§ **EXERCISE AIM**:
Retyping should cover only the lines from the one containing "Output the text content of this document." through the final line of the records, with pictures omitted.
=== RECORDS TO PROCESS ===
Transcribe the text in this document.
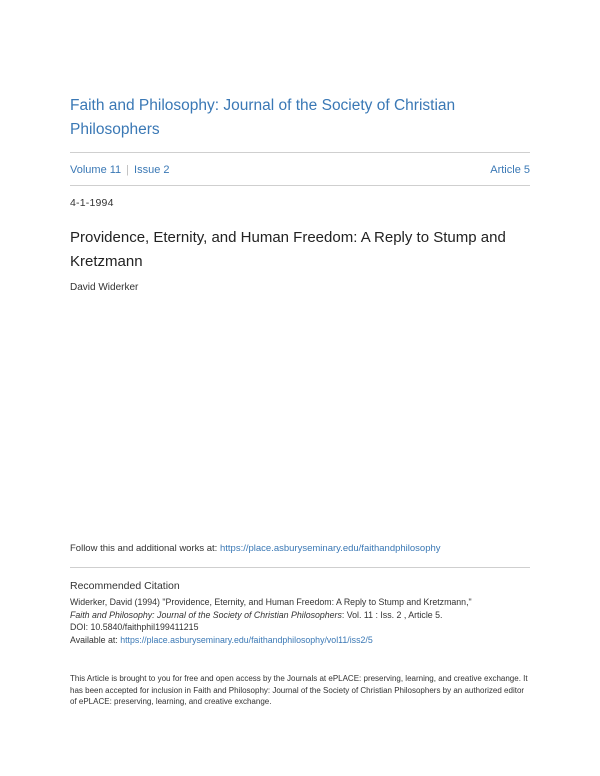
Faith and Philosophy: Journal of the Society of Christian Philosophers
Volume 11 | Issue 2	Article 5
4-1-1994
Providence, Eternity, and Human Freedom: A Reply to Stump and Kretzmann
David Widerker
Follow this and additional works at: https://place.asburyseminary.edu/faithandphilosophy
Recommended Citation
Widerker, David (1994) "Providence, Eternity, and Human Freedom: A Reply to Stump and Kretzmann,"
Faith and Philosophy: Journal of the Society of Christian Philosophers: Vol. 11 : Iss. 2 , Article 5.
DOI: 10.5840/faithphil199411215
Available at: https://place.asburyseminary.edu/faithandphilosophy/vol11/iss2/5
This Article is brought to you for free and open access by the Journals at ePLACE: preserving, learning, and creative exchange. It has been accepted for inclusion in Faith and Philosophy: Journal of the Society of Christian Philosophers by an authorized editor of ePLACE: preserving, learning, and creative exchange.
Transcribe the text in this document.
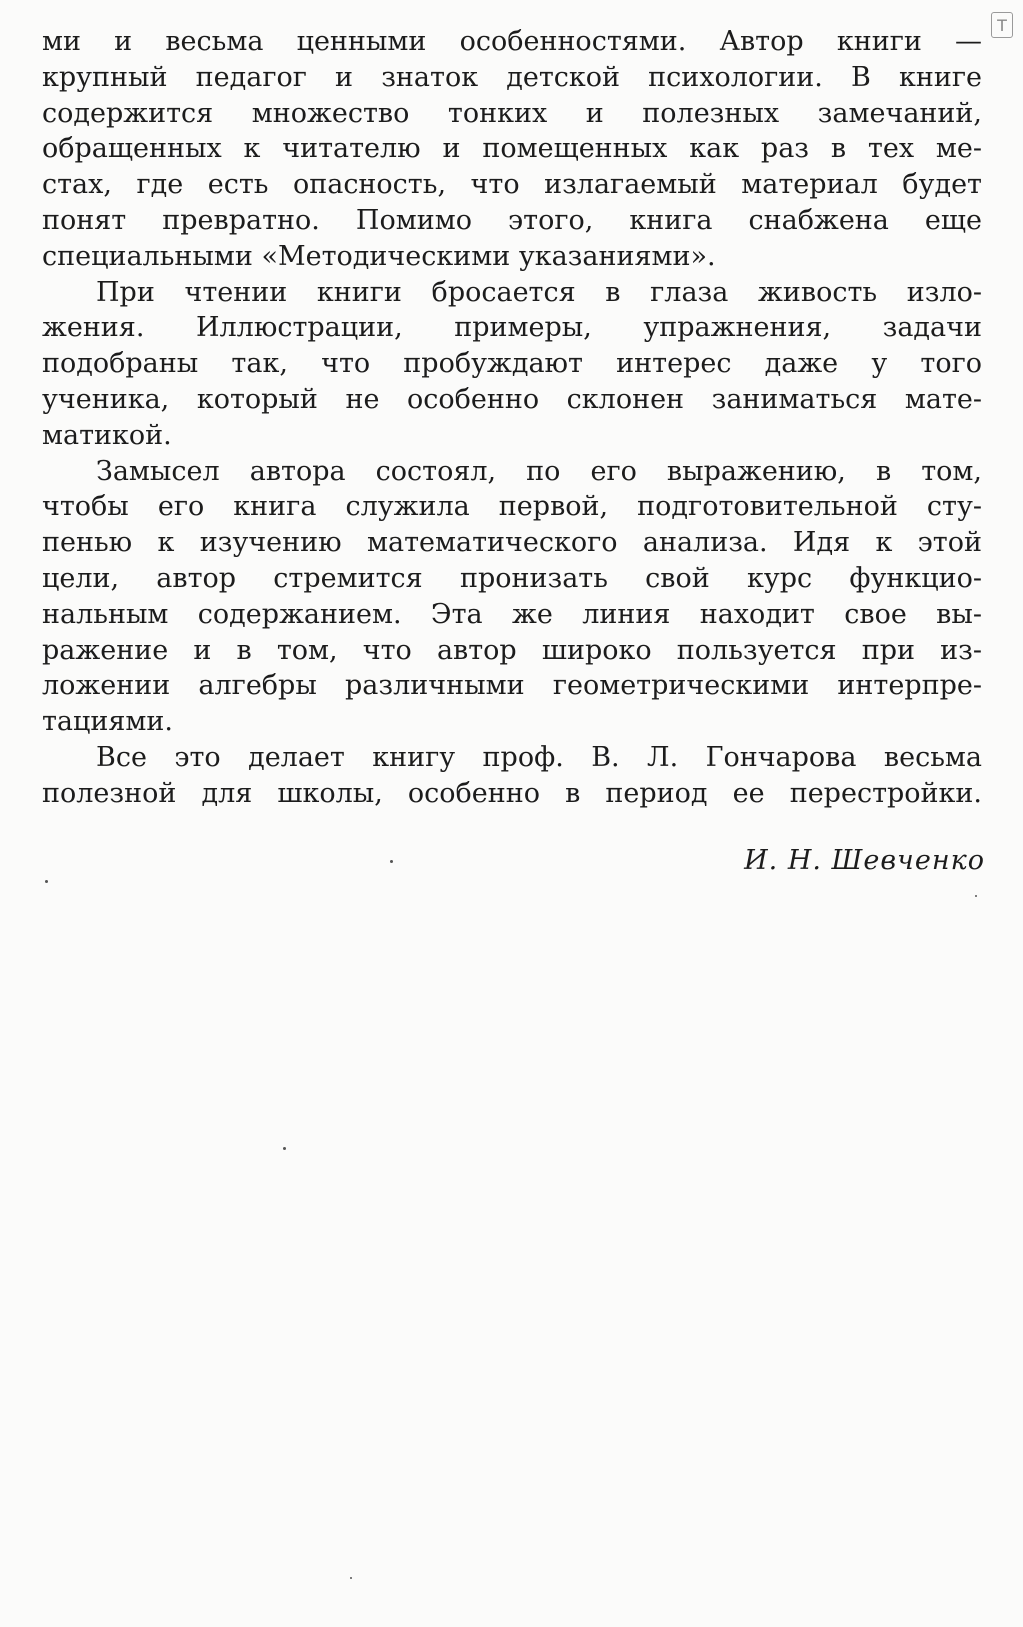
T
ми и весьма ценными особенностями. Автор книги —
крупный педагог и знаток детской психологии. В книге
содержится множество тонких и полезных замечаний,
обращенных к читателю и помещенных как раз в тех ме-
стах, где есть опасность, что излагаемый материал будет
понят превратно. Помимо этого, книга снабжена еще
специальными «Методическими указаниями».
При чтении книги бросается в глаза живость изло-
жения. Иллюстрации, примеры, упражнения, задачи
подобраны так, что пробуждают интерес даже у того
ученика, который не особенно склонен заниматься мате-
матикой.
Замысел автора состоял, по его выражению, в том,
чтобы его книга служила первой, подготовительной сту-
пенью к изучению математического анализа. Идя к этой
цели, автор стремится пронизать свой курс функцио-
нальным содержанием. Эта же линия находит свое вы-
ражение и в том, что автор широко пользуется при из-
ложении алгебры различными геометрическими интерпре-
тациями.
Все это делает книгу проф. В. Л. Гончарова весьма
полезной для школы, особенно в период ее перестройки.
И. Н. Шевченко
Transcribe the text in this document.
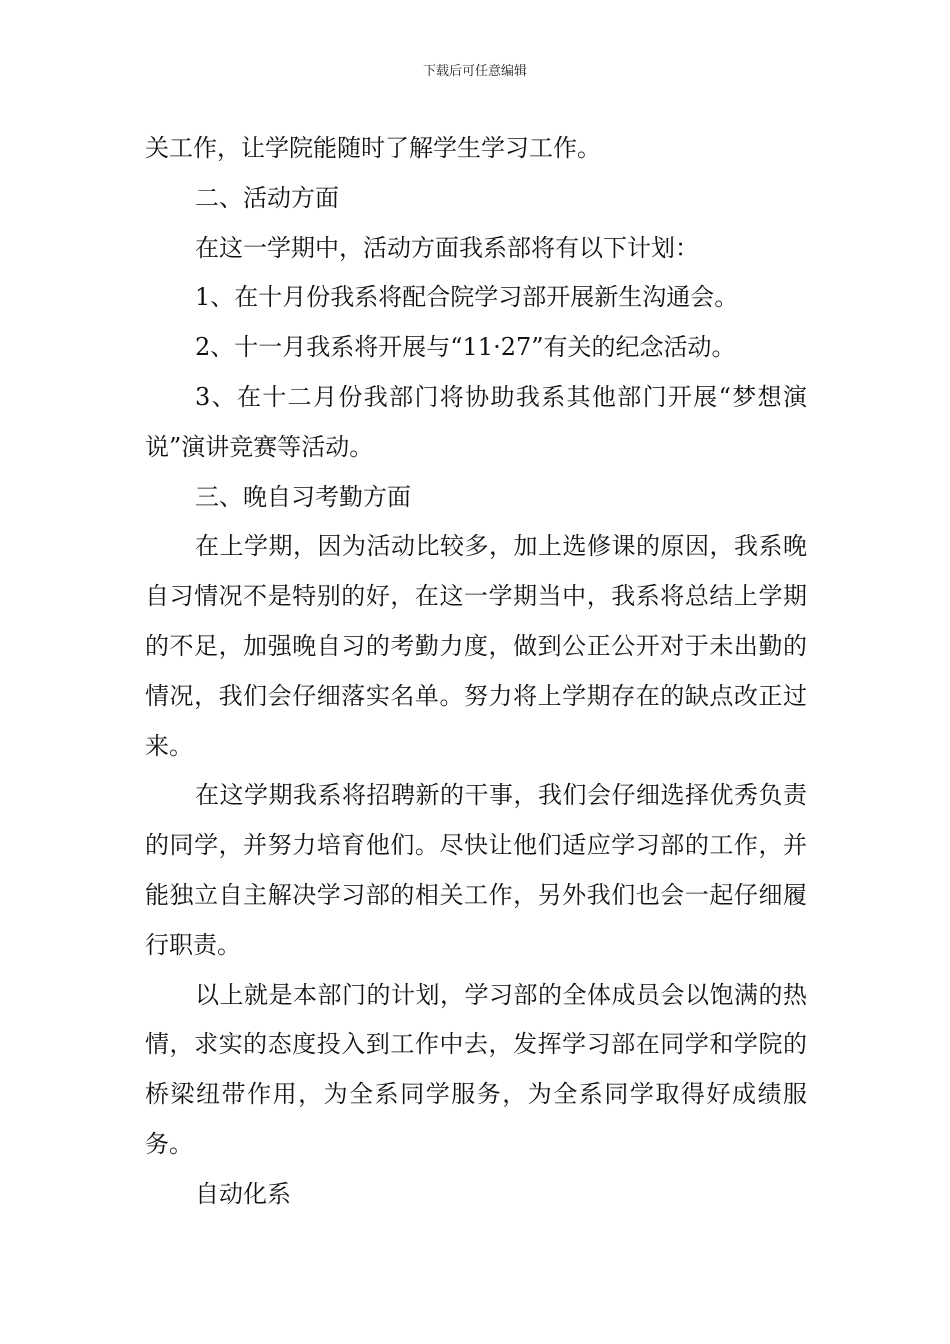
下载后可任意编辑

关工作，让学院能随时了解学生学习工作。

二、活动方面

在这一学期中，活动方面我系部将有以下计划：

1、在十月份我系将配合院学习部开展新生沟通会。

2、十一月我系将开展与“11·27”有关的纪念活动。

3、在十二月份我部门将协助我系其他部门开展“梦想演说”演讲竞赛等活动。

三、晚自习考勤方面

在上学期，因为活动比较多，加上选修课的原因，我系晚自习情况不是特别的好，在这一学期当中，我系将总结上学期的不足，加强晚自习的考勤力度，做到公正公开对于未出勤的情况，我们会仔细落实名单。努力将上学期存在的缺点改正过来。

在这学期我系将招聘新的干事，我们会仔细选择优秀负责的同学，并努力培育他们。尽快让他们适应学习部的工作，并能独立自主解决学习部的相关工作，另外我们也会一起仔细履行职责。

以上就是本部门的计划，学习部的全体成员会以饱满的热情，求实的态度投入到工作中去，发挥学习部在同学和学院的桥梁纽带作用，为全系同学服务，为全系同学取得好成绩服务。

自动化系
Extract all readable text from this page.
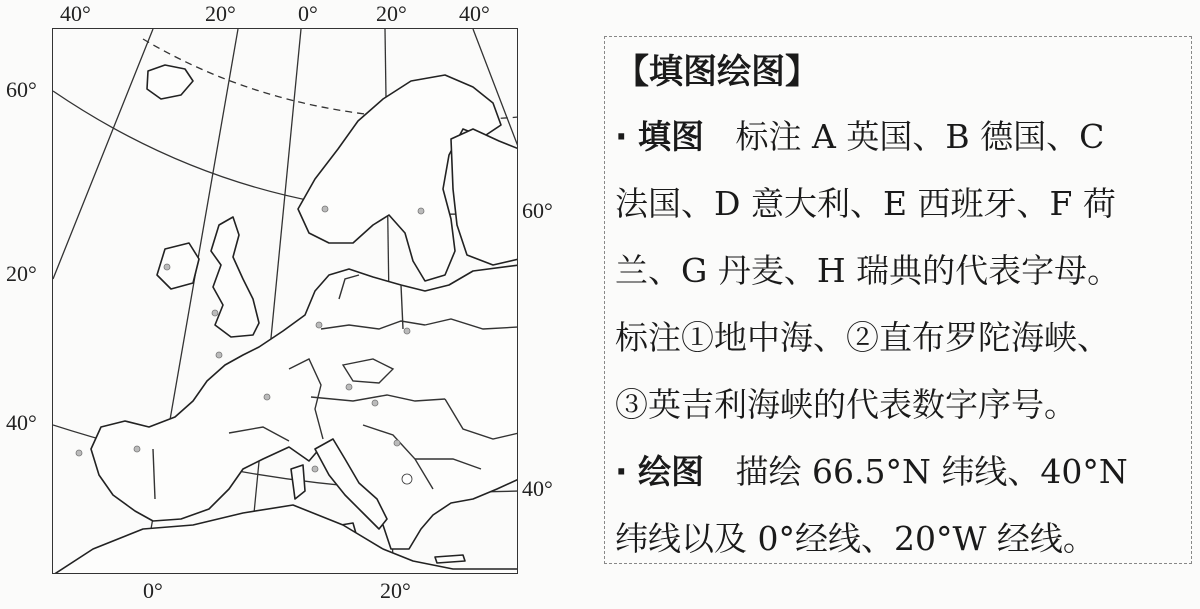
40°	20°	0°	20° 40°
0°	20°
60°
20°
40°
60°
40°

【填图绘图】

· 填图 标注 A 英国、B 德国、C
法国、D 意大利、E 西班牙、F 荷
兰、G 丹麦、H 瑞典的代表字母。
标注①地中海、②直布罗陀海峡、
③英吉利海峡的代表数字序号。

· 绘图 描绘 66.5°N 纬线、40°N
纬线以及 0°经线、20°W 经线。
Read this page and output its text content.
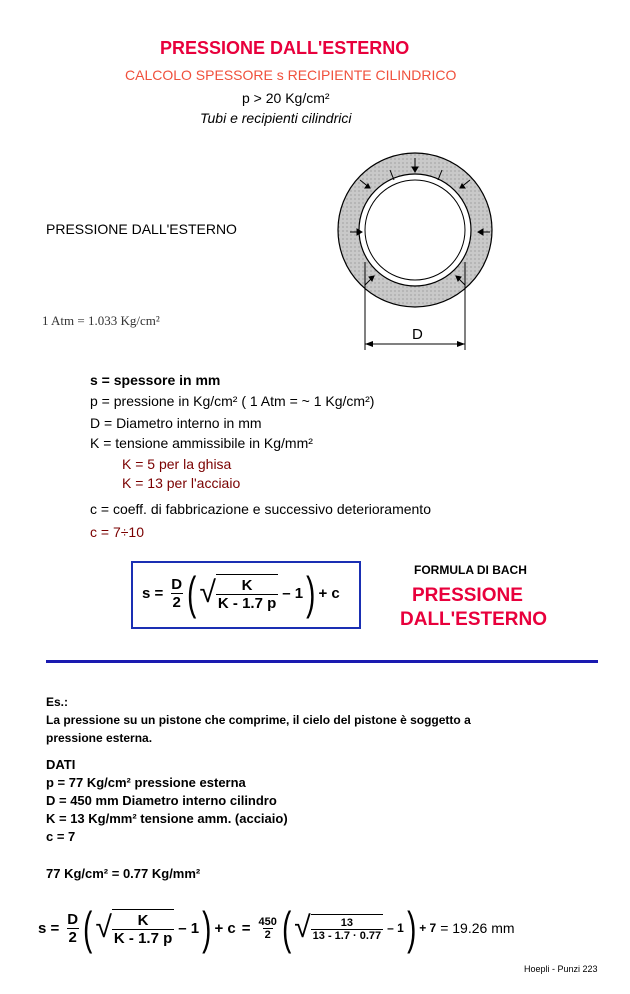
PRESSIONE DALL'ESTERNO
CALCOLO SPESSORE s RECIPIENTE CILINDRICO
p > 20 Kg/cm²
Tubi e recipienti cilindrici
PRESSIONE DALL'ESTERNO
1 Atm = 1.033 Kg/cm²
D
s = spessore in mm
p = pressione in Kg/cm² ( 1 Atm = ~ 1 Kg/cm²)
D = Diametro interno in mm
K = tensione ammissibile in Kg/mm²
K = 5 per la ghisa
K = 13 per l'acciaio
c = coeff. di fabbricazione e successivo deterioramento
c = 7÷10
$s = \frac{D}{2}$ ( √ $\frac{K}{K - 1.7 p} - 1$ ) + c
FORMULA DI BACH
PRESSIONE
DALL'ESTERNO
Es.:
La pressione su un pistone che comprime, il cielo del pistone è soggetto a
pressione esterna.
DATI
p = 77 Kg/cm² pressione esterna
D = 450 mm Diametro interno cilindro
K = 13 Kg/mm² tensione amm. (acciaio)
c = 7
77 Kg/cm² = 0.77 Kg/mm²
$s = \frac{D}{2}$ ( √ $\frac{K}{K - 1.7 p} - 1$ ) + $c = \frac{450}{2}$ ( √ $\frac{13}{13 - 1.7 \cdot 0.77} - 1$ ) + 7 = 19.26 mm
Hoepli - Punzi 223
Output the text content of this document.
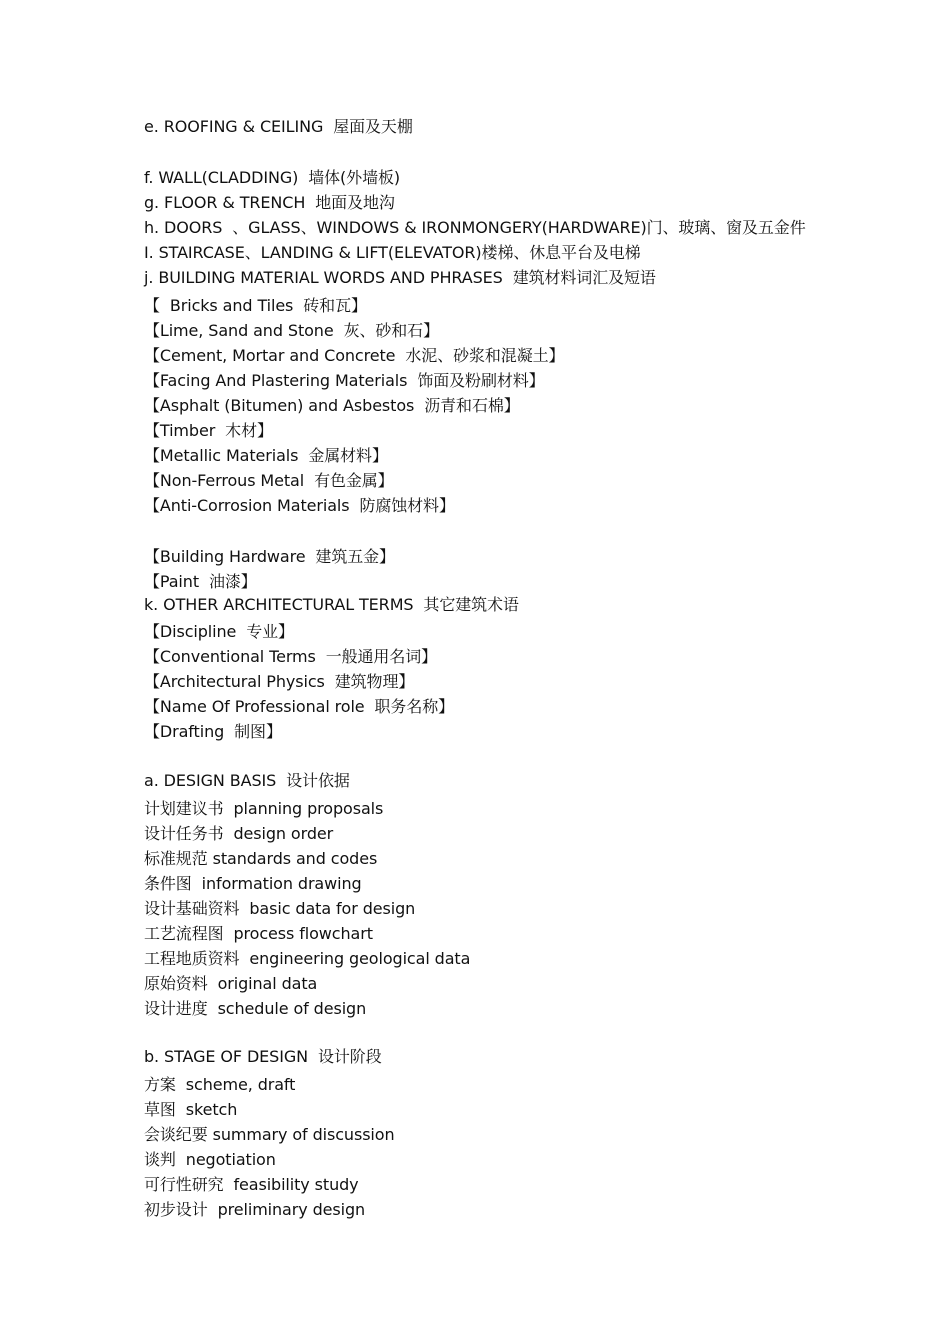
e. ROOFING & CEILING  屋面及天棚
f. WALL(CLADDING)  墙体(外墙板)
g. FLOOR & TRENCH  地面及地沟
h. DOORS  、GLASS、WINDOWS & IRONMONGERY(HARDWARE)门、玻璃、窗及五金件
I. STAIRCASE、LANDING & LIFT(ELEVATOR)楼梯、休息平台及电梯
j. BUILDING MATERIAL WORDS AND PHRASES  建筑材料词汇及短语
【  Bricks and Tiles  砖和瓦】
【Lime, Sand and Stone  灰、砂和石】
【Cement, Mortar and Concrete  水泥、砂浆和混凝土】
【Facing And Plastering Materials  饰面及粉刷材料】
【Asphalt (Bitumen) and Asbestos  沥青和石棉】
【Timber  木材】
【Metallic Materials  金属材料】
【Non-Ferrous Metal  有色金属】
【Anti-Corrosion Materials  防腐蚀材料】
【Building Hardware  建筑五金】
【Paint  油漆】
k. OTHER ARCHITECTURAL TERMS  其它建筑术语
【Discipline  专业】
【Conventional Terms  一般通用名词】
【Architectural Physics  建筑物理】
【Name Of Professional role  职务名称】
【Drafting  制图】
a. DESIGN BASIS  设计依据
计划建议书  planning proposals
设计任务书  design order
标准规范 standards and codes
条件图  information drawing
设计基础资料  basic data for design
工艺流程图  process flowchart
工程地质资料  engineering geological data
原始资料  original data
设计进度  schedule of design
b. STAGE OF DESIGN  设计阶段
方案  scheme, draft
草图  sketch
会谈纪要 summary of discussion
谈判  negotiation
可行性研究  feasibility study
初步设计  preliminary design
===
§ **EXERCISE ANSWER**:
Output the text content of this document.
e. ROOFING & CEILING  屋面及天棚
f. WALL(CLADDING)  墙体(外墙板)
g. FLOOR & TRENCH  地面及地沟
h. DOORS  、GLASS、WINDOWS & IRONMONGERY(HARDWARE)门、玻璃、窗及五金件
I. STAIRCASE、LANDING & LIFT(ELEVATOR)楼梯、休息平台及电梯
j. BUILDING MATERIAL WORDS AND PHRASES  建筑材料词汇及短语
【  Bricks and Tiles  砖和瓦】
【Lime, Sand and Stone  灰、砂和石】
【Cement, Mortar and Concrete  水泥、砂浆和混凝土】
【Facing And Plastering Materials  饰面及粉刷材料】
【Asphalt (Bitumen) and Asbestos  沥青和石棉】
【Timber  木材】
【Metallic Materials  金属材料】
【Non-Ferrous Metal  有色金属】
【Anti-Corrosion Materials  防腐蚀材料】
【Building Hardware  建筑五金】
【Paint  油漆】
k. OTHER ARCHITECTURAL TERMS  其它建筑术语
【Discipline  专业】
【Conventional Terms  一般通用名词】
【Architectural Physics  建筑物理】
【Name Of Professional role  职务名称】
【Drafting  制图】
a. DESIGN BASIS  设计依据
计划建议书  planning proposals
设计任务书  design order
标准规范 standards and codes
条件图  information drawing
设计基础资料  basic data for design
工艺流程图  process flowchart
工程地质资料  engineering geological data
原始资料  original data
设计进度  schedule of design
b. STAGE OF DESIGN  设计阶段
方案  scheme, draft
草图  sketch
会谈纪要 summary of discussion
谈判  negotiation
可行性研究  feasibility study
初步设计  preliminary design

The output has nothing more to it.